Present every line of the rows below as a Markdown table with the columns Number and Line, numbering each line and skipping blank ones. Omit the pictures.
-- Start --
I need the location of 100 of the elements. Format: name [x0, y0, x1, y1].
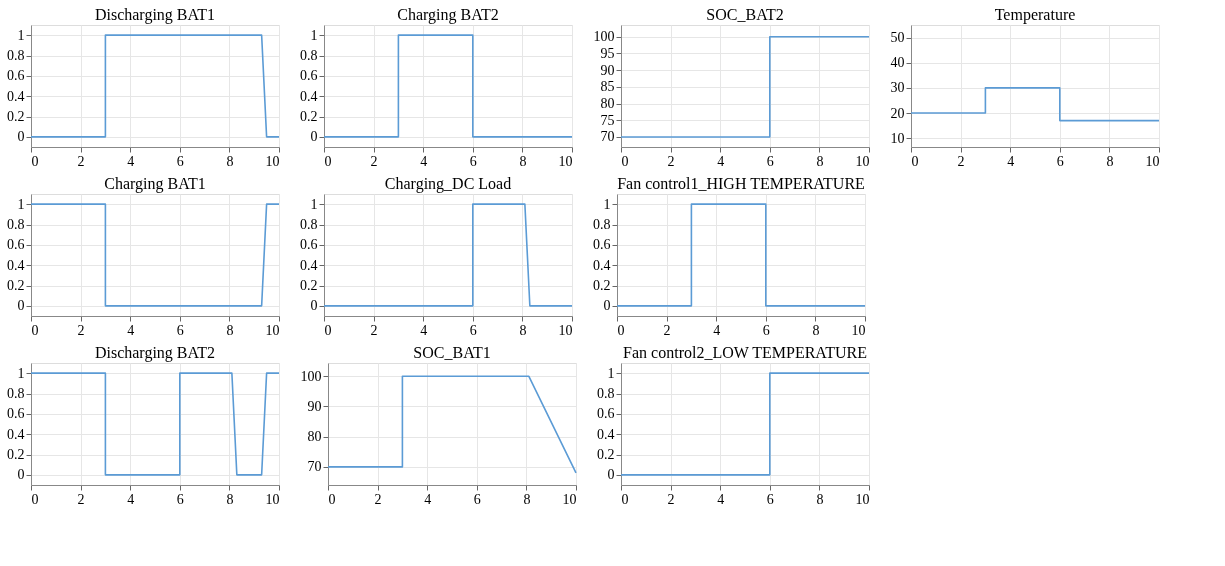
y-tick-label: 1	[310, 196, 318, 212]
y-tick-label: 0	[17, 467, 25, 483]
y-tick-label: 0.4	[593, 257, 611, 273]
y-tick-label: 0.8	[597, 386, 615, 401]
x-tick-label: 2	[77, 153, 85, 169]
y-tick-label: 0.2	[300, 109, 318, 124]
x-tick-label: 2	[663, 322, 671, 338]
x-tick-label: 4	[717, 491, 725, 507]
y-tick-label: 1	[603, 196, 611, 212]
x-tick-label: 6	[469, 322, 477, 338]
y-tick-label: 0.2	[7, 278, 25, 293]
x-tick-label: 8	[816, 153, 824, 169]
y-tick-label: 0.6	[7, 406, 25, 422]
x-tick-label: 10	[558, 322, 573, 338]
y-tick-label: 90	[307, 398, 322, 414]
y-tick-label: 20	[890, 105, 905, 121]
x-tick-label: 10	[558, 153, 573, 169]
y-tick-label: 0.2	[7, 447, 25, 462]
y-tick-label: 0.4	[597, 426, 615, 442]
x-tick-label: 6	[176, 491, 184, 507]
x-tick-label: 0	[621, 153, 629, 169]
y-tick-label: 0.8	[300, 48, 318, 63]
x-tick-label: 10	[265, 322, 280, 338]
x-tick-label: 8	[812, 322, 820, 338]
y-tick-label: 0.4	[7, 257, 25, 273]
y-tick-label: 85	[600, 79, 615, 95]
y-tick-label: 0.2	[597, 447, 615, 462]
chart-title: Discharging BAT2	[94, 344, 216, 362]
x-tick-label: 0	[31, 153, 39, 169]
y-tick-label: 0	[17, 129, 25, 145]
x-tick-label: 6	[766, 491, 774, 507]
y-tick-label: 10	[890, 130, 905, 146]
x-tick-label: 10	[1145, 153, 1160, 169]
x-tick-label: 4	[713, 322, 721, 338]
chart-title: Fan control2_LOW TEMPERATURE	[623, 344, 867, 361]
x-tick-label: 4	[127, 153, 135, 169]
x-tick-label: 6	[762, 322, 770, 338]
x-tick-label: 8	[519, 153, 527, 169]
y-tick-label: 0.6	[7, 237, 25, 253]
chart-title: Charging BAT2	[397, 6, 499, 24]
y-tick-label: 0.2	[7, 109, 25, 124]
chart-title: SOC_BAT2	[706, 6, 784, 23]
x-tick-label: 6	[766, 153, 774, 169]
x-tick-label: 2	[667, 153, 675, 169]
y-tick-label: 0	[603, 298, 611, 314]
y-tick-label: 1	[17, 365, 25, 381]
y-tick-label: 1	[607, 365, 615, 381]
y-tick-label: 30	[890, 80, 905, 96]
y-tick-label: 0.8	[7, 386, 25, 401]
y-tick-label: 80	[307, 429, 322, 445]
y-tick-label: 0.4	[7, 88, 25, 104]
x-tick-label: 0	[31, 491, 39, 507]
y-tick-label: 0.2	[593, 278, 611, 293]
-- End --
- **COMPLETE OUTPUT**:
| Number | Line |
|---|---|
| 1 | I need the location of 100 of the elements. Format: name [x0, y0, x1, y1]. |
| 2 | y-tick-label: 1	[310, 196, 318, 212] |
| 3 | y-tick-label: 0	[17, 467, 25, 483] |
| 4 | y-tick-label: 0.4	[593, 257, 611, 273] |
| 5 | y-tick-label: 0.8	[597, 386, 615, 401] |
| 6 | x-tick-label: 2	[77, 153, 85, 169] |
| 7 | y-tick-label: 0.2	[300, 109, 318, 124] |
| 8 | x-tick-label: 2	[663, 322, 671, 338] |
| 9 | x-tick-label: 4	[717, 491, 725, 507] |
| 10 | y-tick-label: 1	[603, 196, 611, 212] |
| 11 | x-tick-label: 6	[469, 322, 477, 338] |
| 12 | y-tick-label: 0.2	[7, 278, 25, 293] |
| 13 | x-tick-label: 8	[816, 153, 824, 169] |
| 14 | y-tick-label: 0.6	[7, 406, 25, 422] |
| 15 | x-tick-label: 10	[558, 322, 573, 338] |
| 16 | y-tick-label: 90	[307, 398, 322, 414] |
| 17 | y-tick-label: 20	[890, 105, 905, 121] |
| 18 | x-tick-label: 10	[558, 153, 573, 169] |
| 19 | y-tick-label: 0.2	[7, 447, 25, 462] |
| 20 | y-tick-label: 0.4	[597, 426, 615, 442] |
| 21 | x-tick-label: 6	[176, 491, 184, 507] |
| 22 | x-tick-label: 0	[621, 153, 629, 169] |
| 23 | y-tick-label: 0.8	[300, 48, 318, 63] |
| 24 | x-tick-label: 10	[265, 322, 280, 338] |
| 25 | x-tick-label: 8	[812, 322, 820, 338] |
| 26 | y-tick-label: 0.4	[7, 257, 25, 273] |
| 27 | y-tick-label: 85	[600, 79, 615, 95] |
| 28 | y-tick-label: 0.2	[597, 447, 615, 462] |
| 29 | chart-title: Discharging BAT2	[94, 344, 216, 362] |
| 30 | x-tick-label: 0	[31, 153, 39, 169] |
| 31 | y-tick-label: 0	[17, 129, 25, 145] |
| 32 | x-tick-label: 6	[766, 491, 774, 507] |
| 33 | y-tick-label: 10	[890, 130, 905, 146] |
| 34 | x-tick-label: 10	[1145, 153, 1160, 169] |
| 35 | x-tick-label: 4	[713, 322, 721, 338] |
| 36 | chart-title: Fan control2_LOW TEMPERATURE	[623, 344, 867, 361] |
| 37 | x-tick-label: 4	[127, 153, 135, 169] |
| 38 | x-tick-label: 6	[762, 322, 770, 338] |
| 39 | x-tick-label: 8	[519, 153, 527, 169] |
| 40 | y-tick-label: 0.6	[7, 237, 25, 253] |
| 41 | chart-title: Charging BAT2	[397, 6, 499, 24] |
| 42 | y-tick-label: 0.2	[7, 109, 25, 124] |
| 43 | chart-title: SOC_BAT2	[706, 6, 784, 23] |
| 44 | x-tick-label: 6	[766, 153, 774, 169] |
| 45 | x-tick-label: 2	[667, 153, 675, 169] |
| 46 | y-tick-label: 0	[603, 298, 611, 314] |
| 47 | y-tick-label: 1	[17, 365, 25, 381] |
| 48 | y-tick-label: 1	[607, 365, 615, 381] |
| 49 | y-tick-label: 30	[890, 80, 905, 96] |
| 50 | y-tick-label: 0.8	[7, 386, 25, 401] |
| 51 | y-tick-label: 80	[307, 429, 322, 445] |
| 52 | y-tick-label: 0.4	[7, 88, 25, 104] |
| 53 | x-tick-label: 0	[31, 491, 39, 507] |
| 54 | y-tick-label: 0.2	[593, 278, 611, 293] |